---- Dataset content
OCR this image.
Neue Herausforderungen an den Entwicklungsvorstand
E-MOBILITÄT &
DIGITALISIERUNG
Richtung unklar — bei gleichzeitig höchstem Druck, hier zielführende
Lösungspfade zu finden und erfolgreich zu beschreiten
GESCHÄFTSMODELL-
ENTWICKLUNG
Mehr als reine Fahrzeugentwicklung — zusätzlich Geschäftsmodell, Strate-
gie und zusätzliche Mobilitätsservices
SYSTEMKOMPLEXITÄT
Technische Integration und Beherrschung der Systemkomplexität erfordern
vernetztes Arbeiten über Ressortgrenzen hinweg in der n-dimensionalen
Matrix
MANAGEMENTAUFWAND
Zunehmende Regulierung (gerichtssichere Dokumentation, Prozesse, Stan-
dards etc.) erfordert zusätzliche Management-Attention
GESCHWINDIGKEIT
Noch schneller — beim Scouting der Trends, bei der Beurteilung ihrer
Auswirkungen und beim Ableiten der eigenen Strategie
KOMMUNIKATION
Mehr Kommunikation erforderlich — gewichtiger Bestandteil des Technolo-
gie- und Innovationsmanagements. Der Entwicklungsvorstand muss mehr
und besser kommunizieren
--------
● **Objective**
Extract all the material, leaving every line as it is.

● **Final result**
OCR this image.
Neue Herausforderungen an den Entwicklungsvorstand
E-MOBILITÄT &
DIGITALISIERUNG
Richtung unklar — bei gleichzeitig höchstem Druck, hier zielführende
Lösungspfade zu finden und erfolgreich zu beschreiten
GESCHÄFTSMODELL-
ENTWICKLUNG
Mehr als reine Fahrzeugentwicklung — zusätzlich Geschäftsmodell, Strate-
gie und zusätzliche Mobilitätsservices
SYSTEMKOMPLEXITÄT
Technische Integration und Beherrschung der Systemkomplexität erfordern
vernetztes Arbeiten über Ressortgrenzen hinweg in der n-dimensionalen
Matrix
MANAGEMENTAUFWAND
Zunehmende Regulierung (gerichtssichere Dokumentation, Prozesse, Stan-
dards etc.) erfordert zusätzliche Management-Attention
GESCHWINDIGKEIT
Noch schneller — beim Scouting der Trends, bei der Beurteilung ihrer
Auswirkungen und beim Ableiten der eigenen Strategie
KOMMUNIKATION
Mehr Kommunikation erforderlich — gewichtiger Bestandteil des Technolo-
gie- und Innovationsmanagements. Der Entwicklungsvorstand muss mehr
und besser kommunizieren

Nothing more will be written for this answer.